§ **What is asked**: Wherever a line in the data below holds "JSON", copy that line.
---------- Supplied records ----------
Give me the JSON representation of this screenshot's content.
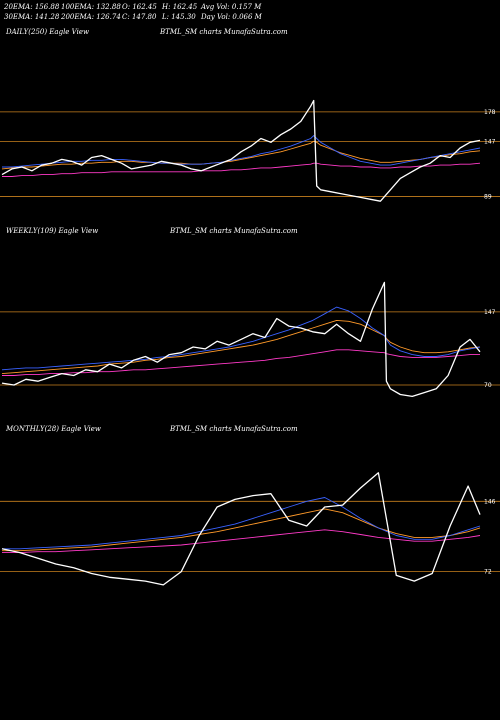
{
  "stats": {
    "ema20": "20EMA: 156.88",
    "ema100": "100EMA: 132.88",
    "open": "O: 162.45",
    "high": "H: 162.45",
    "avgvol": "Avg Vol: 0.157 M",
    "ema30": "30EMA: 141.28",
    "ema200": "200EMA: 126.74",
    "close": "C: 147.80",
    "low": "L: 145.30",
    "dayvol": "Day Vol: 0.066  M"
  },
  "colors": {
    "background": "#000000",
    "price": "#ffffff",
    "ema_blue": "#3a62ff",
    "ema_orange": "#ff9a2a",
    "ema_magenta": "#ff3ac8",
    "band": "#c8801e"
  },
  "chart_data": [
    {
      "type": "line",
      "label": "DAILY(250) Eagle  View",
      "title": "BTML_SM charts MunafaSutra.com",
      "right_labels": [
        "178",
        "147",
        "89"
      ],
      "bands": [
        178,
        147,
        89
      ],
      "ylim": [
        60,
        260
      ],
      "x": [
        0,
        10,
        20,
        30,
        40,
        50,
        60,
        70,
        80,
        90,
        100,
        110,
        120,
        130,
        140,
        150,
        160,
        170,
        180,
        190,
        200,
        210,
        220,
        230,
        240,
        250,
        260,
        270,
        280,
        290,
        300,
        310,
        313,
        316,
        320,
        330,
        340,
        350,
        360,
        370,
        380,
        390,
        400,
        410,
        420,
        430,
        440,
        450,
        460,
        470,
        480
      ],
      "series": [
        {
          "values": [
            112,
            118,
            120,
            116,
            122,
            124,
            128,
            126,
            122,
            130,
            132,
            128,
            124,
            118,
            120,
            122,
            126,
            124,
            122,
            118,
            116,
            120,
            124,
            128,
            136,
            142,
            150,
            146,
            154,
            160,
            168,
            184,
            190,
            100,
            96,
            94,
            92,
            90,
            88,
            86,
            84,
            96,
            108,
            114,
            120,
            124,
            132,
            130,
            140,
            146,
            148
          ]
        },
        {
          "values": [
            120,
            120,
            121,
            122,
            123,
            124,
            125,
            126,
            126,
            127,
            127,
            128,
            128,
            127,
            126,
            125,
            124,
            124,
            123,
            123,
            123,
            124,
            125,
            127,
            129,
            131,
            134,
            136,
            139,
            142,
            146,
            150,
            153,
            150,
            146,
            140,
            134,
            130,
            126,
            124,
            122,
            122,
            124,
            126,
            128,
            130,
            132,
            134,
            136,
            138,
            140
          ]
        },
        {
          "values": [
            118,
            119,
            120,
            120,
            121,
            122,
            123,
            123,
            124,
            124,
            125,
            125,
            126,
            126,
            125,
            125,
            124,
            124,
            124,
            123,
            123,
            124,
            125,
            126,
            128,
            130,
            132,
            134,
            136,
            139,
            142,
            145,
            147,
            146,
            143,
            139,
            135,
            132,
            129,
            127,
            125,
            125,
            126,
            127,
            128,
            130,
            131,
            133,
            134,
            136,
            137
          ]
        },
        {
          "values": [
            110,
            110,
            111,
            111,
            112,
            112,
            113,
            113,
            114,
            114,
            114,
            115,
            115,
            115,
            115,
            115,
            115,
            115,
            115,
            115,
            116,
            116,
            116,
            117,
            117,
            118,
            119,
            119,
            120,
            121,
            122,
            123,
            124,
            124,
            123,
            122,
            121,
            121,
            120,
            120,
            119,
            119,
            120,
            120,
            121,
            121,
            122,
            122,
            123,
            123,
            124
          ]
        }
      ]
    },
    {
      "type": "line",
      "label": "WEEKLY(109) Eagle  View",
      "title": "BTML_SM charts MunafaSutra.com",
      "right_labels": [
        "147",
        "70"
      ],
      "bands": [
        147,
        70
      ],
      "ylim": [
        30,
        230
      ],
      "x": [
        0,
        12,
        24,
        36,
        48,
        60,
        72,
        84,
        96,
        108,
        120,
        132,
        144,
        156,
        168,
        180,
        192,
        204,
        216,
        228,
        240,
        252,
        264,
        276,
        288,
        300,
        312,
        324,
        336,
        348,
        360,
        372,
        384,
        386,
        390,
        400,
        412,
        424,
        436,
        448,
        460,
        470,
        480
      ],
      "series": [
        {
          "values": [
            72,
            70,
            76,
            74,
            78,
            82,
            80,
            86,
            84,
            92,
            88,
            96,
            100,
            94,
            102,
            104,
            110,
            108,
            116,
            112,
            118,
            124,
            120,
            140,
            132,
            130,
            126,
            124,
            134,
            124,
            116,
            150,
            178,
            74,
            66,
            60,
            58,
            62,
            66,
            80,
            110,
            118,
            105
          ]
        },
        {
          "values": [
            86,
            87,
            88,
            88,
            89,
            90,
            91,
            92,
            93,
            94,
            95,
            96,
            97,
            99,
            100,
            102,
            104,
            106,
            108,
            110,
            113,
            116,
            120,
            124,
            128,
            133,
            138,
            145,
            152,
            148,
            140,
            130,
            122,
            118,
            112,
            106,
            102,
            100,
            100,
            102,
            106,
            108,
            110
          ]
        },
        {
          "values": [
            82,
            83,
            84,
            85,
            86,
            87,
            88,
            89,
            90,
            92,
            93,
            94,
            96,
            97,
            99,
            100,
            102,
            104,
            106,
            108,
            110,
            112,
            115,
            118,
            122,
            126,
            130,
            134,
            138,
            137,
            134,
            128,
            122,
            119,
            115,
            110,
            106,
            104,
            104,
            105,
            107,
            109,
            110
          ]
        },
        {
          "values": [
            80,
            80,
            81,
            81,
            82,
            82,
            83,
            83,
            84,
            84,
            85,
            86,
            86,
            87,
            88,
            89,
            90,
            91,
            92,
            93,
            94,
            95,
            96,
            98,
            99,
            101,
            103,
            105,
            107,
            107,
            106,
            105,
            104,
            103,
            102,
            100,
            99,
            99,
            99,
            100,
            101,
            102,
            102
          ]
        }
      ]
    },
    {
      "type": "line",
      "label": "MONTHLY(28) Eagle  View",
      "title": "BTML_SM charts MunafaSutra.com",
      "right_labels": [
        "146",
        "72"
      ],
      "bands": [
        146,
        72
      ],
      "ylim": [
        20,
        220
      ],
      "x": [
        0,
        18,
        36,
        54,
        72,
        90,
        108,
        126,
        144,
        162,
        180,
        198,
        216,
        234,
        252,
        270,
        288,
        306,
        324,
        342,
        360,
        378,
        396,
        414,
        432,
        450,
        468,
        480
      ],
      "series": [
        {
          "values": [
            96,
            92,
            86,
            80,
            76,
            70,
            66,
            64,
            62,
            58,
            72,
            110,
            140,
            148,
            152,
            154,
            126,
            120,
            140,
            142,
            160,
            176,
            68,
            62,
            70,
            120,
            162,
            132
          ]
        },
        {
          "values": [
            96,
            96,
            97,
            98,
            99,
            100,
            102,
            104,
            106,
            108,
            110,
            114,
            118,
            122,
            128,
            134,
            140,
            146,
            150,
            140,
            128,
            118,
            110,
            106,
            106,
            110,
            116,
            120
          ]
        },
        {
          "values": [
            94,
            94,
            95,
            96,
            97,
            98,
            100,
            102,
            104,
            106,
            108,
            111,
            114,
            118,
            122,
            126,
            130,
            134,
            138,
            134,
            126,
            118,
            112,
            108,
            108,
            110,
            114,
            118
          ]
        },
        {
          "values": [
            92,
            92,
            93,
            93,
            94,
            95,
            96,
            97,
            98,
            99,
            100,
            102,
            104,
            106,
            108,
            110,
            112,
            114,
            116,
            114,
            111,
            108,
            106,
            104,
            104,
            106,
            108,
            110
          ]
        }
      ]
    }
  ]
}
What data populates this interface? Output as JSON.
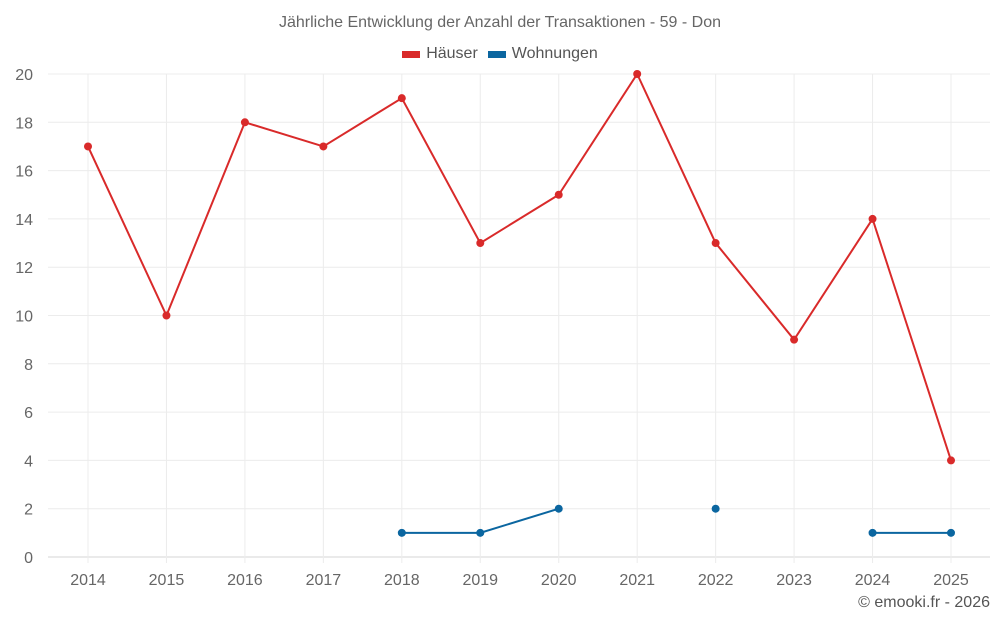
{
  "chart": {
    "title": "Jährliche Entwicklung der Anzahl der Transaktionen - 59 - Don",
    "credit": "© emooki.fr - 2026",
    "legend": [
      {
        "label": "Häuser",
        "color": "#d92a2a"
      },
      {
        "label": "Wohnungen",
        "color": "#0b66a0"
      }
    ]
  },
  "chart_data": {
    "type": "line",
    "title": "Jährliche Entwicklung der Anzahl der Transaktionen - 59 - Don",
    "xlabel": "",
    "ylabel": "",
    "categories": [
      "2014",
      "2015",
      "2016",
      "2017",
      "2018",
      "2019",
      "2020",
      "2021",
      "2022",
      "2023",
      "2024",
      "2025"
    ],
    "yticks": [
      0,
      2,
      4,
      6,
      8,
      10,
      12,
      14,
      16,
      18,
      20
    ],
    "ylim": [
      0,
      20
    ],
    "grid": true,
    "legend_position": "top",
    "series": [
      {
        "name": "Häuser",
        "color": "#d92a2a",
        "values": [
          17,
          10,
          18,
          17,
          19,
          13,
          15,
          20,
          13,
          9,
          14,
          4
        ]
      },
      {
        "name": "Wohnungen",
        "color": "#0b66a0",
        "values": [
          null,
          null,
          null,
          null,
          1,
          1,
          2,
          null,
          2,
          null,
          1,
          1
        ]
      }
    ]
  }
}
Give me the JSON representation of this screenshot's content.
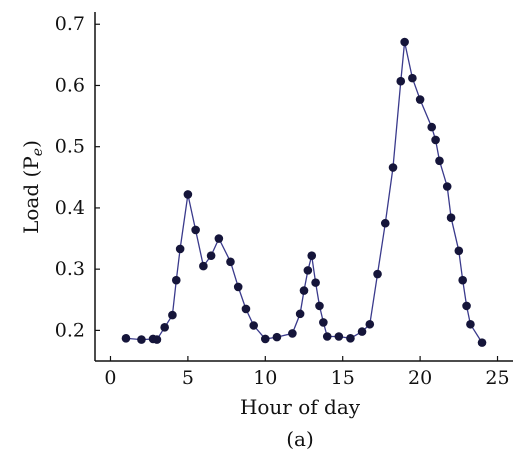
{
  "chart_data": {
    "type": "line",
    "title": "",
    "xlabel": "Hour of day",
    "ylabel_main": "Load (P",
    "ylabel_sub": "e",
    "ylabel_close": ")",
    "caption": "(a)",
    "xlim": [
      -1,
      26
    ],
    "ylim": [
      0.15,
      0.72
    ],
    "xticks": [
      0,
      5,
      10,
      15,
      20,
      25
    ],
    "xtick_labels": [
      "0",
      "5",
      "10",
      "15",
      "20",
      "25"
    ],
    "yticks": [
      0.2,
      0.3,
      0.4,
      0.5,
      0.6,
      0.7
    ],
    "ytick_labels": [
      "0.2",
      "0.3",
      "0.4",
      "0.5",
      "0.6",
      "0.7"
    ],
    "grid": false,
    "series": [
      {
        "color": "#15153a",
        "x": [
          1,
          2,
          2.75,
          3,
          3.5,
          4,
          4.25,
          4.5,
          5,
          5.5,
          6,
          6.5,
          7,
          7.75,
          8.25,
          8.75,
          9.25,
          10,
          10.75,
          11.75,
          12.25,
          12.5,
          12.75,
          13,
          13.25,
          13.5,
          13.75,
          14,
          14.75,
          15.5,
          16.25,
          16.75,
          17.25,
          17.75,
          18.25,
          18.75,
          19,
          19.5,
          20,
          20.75,
          21,
          21.25,
          21.75,
          22,
          22.5,
          22.75,
          23,
          23.25,
          24
        ],
        "y": [
          0.187,
          0.185,
          0.186,
          0.185,
          0.205,
          0.225,
          0.282,
          0.333,
          0.422,
          0.364,
          0.305,
          0.322,
          0.35,
          0.312,
          0.271,
          0.235,
          0.208,
          0.186,
          0.189,
          0.195,
          0.227,
          0.265,
          0.298,
          0.322,
          0.278,
          0.24,
          0.213,
          0.19,
          0.19,
          0.187,
          0.198,
          0.21,
          0.292,
          0.375,
          0.466,
          0.607,
          0.671,
          0.612,
          0.577,
          0.532,
          0.511,
          0.477,
          0.435,
          0.384,
          0.33,
          0.282,
          0.24,
          0.21,
          0.18
        ]
      }
    ]
  }
}
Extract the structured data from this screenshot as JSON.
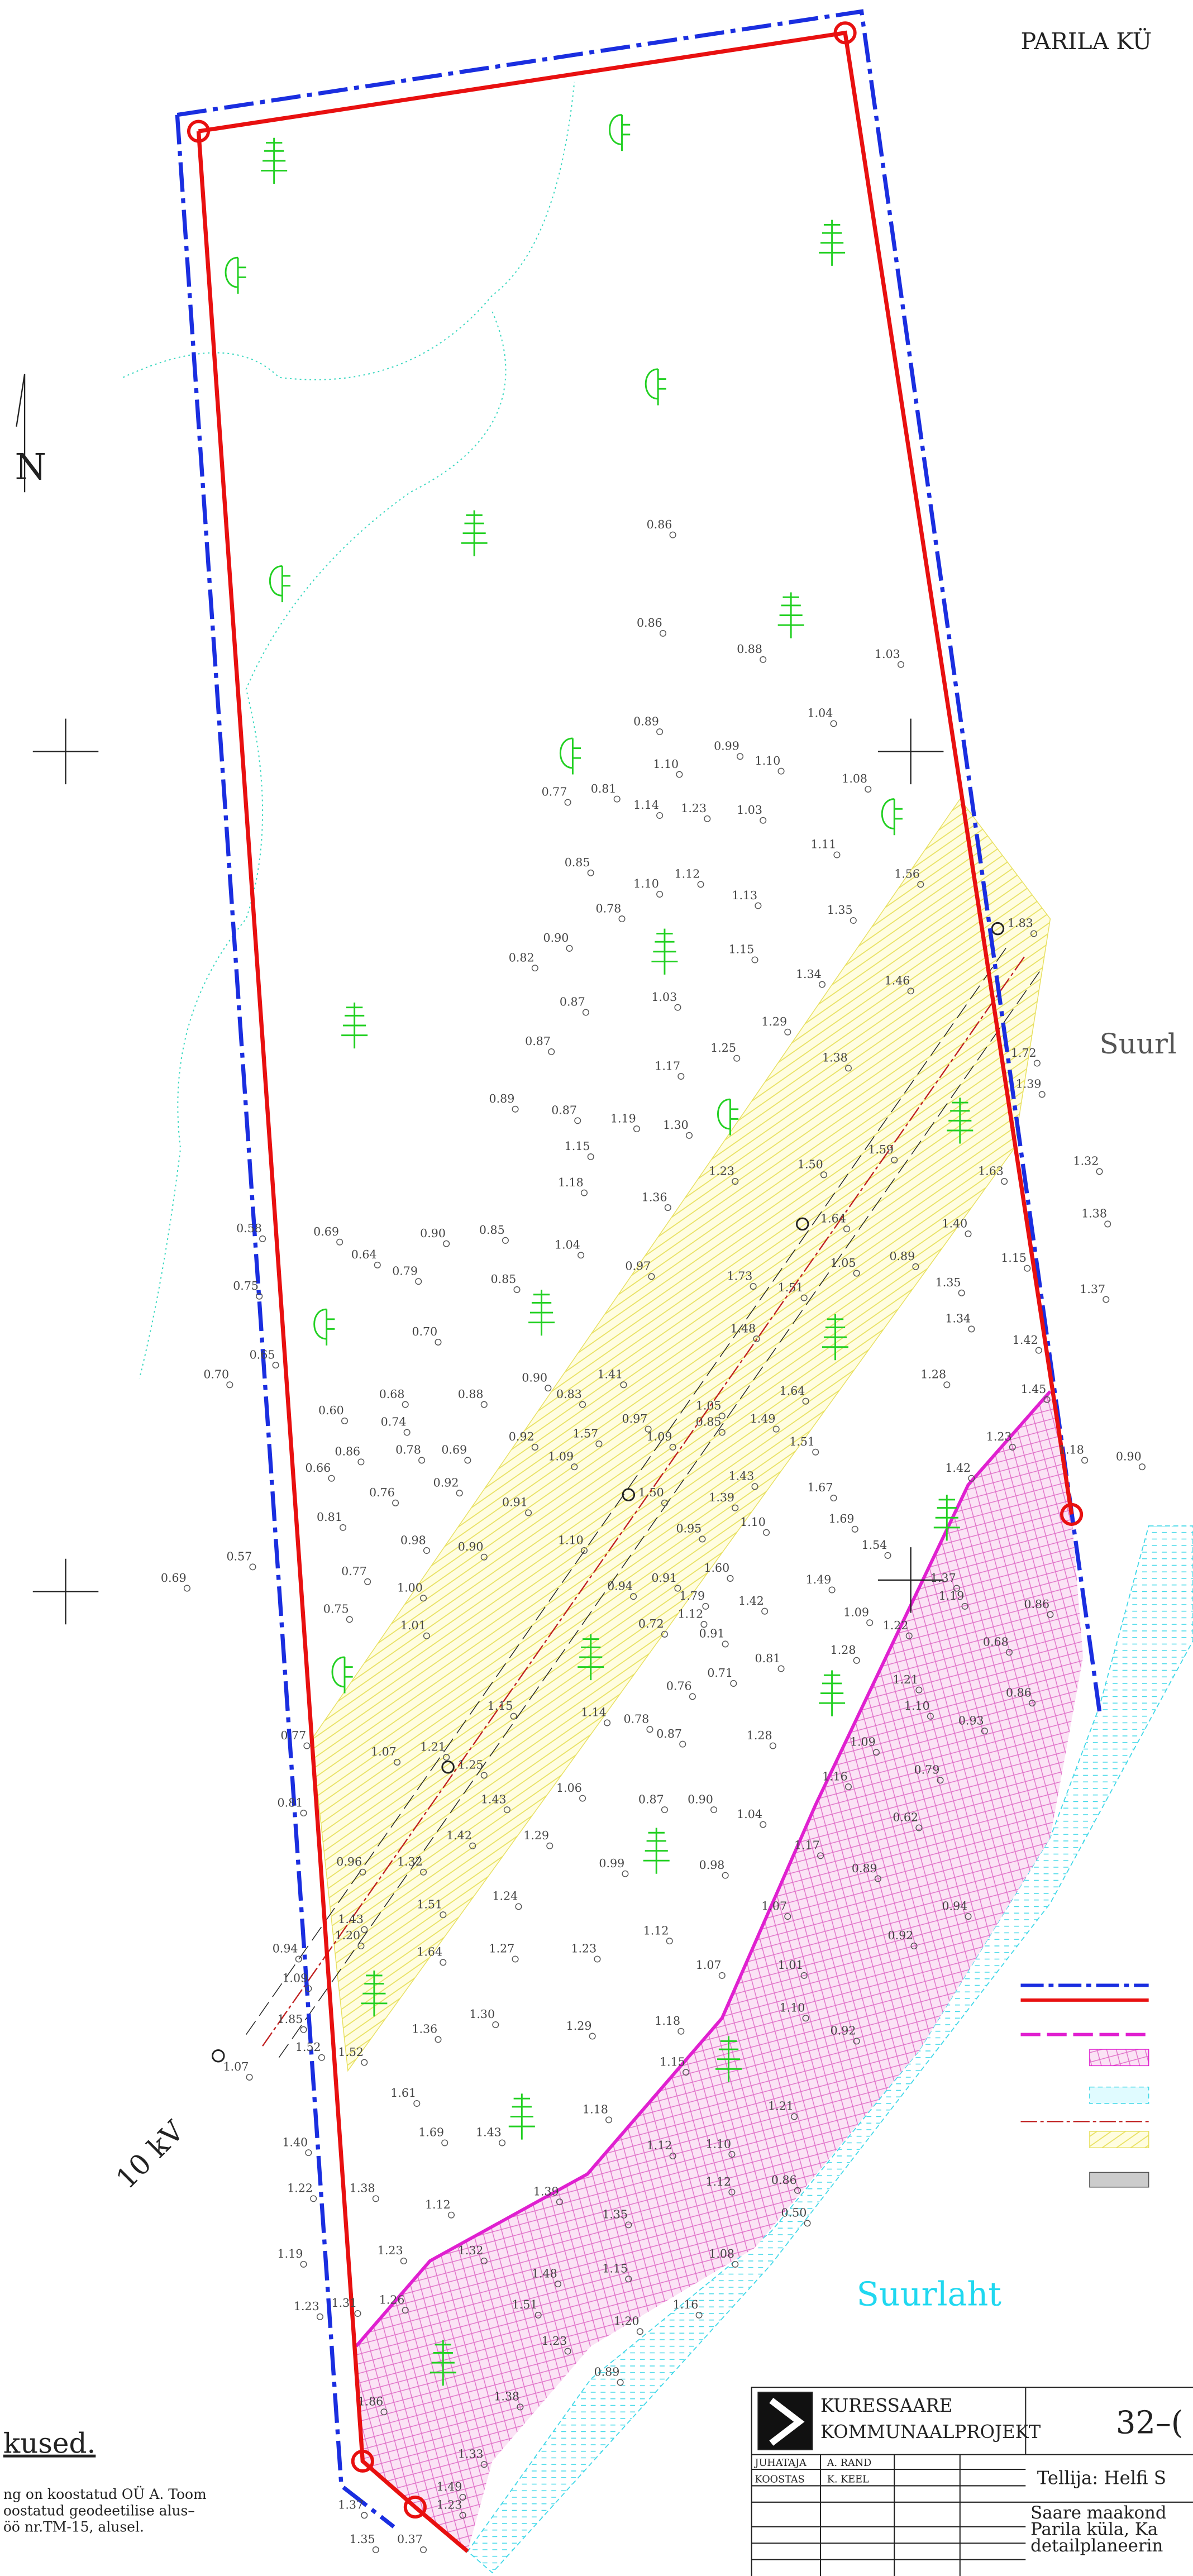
----------
§ **Worked solution**:
Give me the JSON representation of this screenshot's content.
What data populates this interface? Output as JSON.
Give me the JSON representation of this screenshot's content.
Extract the structured data from this screenshot as JSON.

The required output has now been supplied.